Instructions to follow: Write the material out again exactly.

——

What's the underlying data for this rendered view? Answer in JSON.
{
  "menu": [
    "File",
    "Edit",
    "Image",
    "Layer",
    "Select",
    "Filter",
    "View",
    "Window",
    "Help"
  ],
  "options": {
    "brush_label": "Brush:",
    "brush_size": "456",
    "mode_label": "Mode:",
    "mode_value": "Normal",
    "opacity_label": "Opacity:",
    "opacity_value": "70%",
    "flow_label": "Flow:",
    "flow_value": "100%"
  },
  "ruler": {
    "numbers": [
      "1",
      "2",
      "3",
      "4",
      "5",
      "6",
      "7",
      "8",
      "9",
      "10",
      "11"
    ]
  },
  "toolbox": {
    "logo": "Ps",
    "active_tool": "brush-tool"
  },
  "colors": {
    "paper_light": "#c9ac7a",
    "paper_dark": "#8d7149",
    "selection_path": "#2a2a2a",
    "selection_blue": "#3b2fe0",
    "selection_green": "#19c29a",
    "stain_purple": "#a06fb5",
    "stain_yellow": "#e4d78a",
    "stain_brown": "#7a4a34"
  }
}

——

Worked answer:
What's the underlying data for this rendered view? Answer in JSON.
{
  "menu": [
    "File",
    "Edit",
    "Image",
    "Layer",
    "Select",
    "Filter",
    "View",
    "Window",
    "Help"
  ],
  "options": {
    "brush_label": "Brush:",
    "brush_size": "456",
    "mode_label": "Mode:",
    "mode_value": "Normal",
    "opacity_label": "Opacity:",
    "opacity_value": "70%",
    "flow_label": "Flow:",
    "flow_value": "100%"
  },
  "ruler": {
    "numbers": [
      "1",
      "2",
      "3",
      "4",
      "5",
      "6",
      "7",
      "8",
      "9",
      "10",
      "11"
    ]
  },
  "toolbox": {
    "logo": "Ps",
    "active_tool": "brush-tool"
  },
  "colors": {
    "paper_light": "#c9ac7a",
    "paper_dark": "#8d7149",
    "selection_path": "#2a2a2a",
    "selection_blue": "#3b2fe0",
    "selection_green": "#19c29a",
    "stain_purple": "#a06fb5",
    "stain_yellow": "#e4d78a",
    "stain_brown": "#7a4a34"
  }
}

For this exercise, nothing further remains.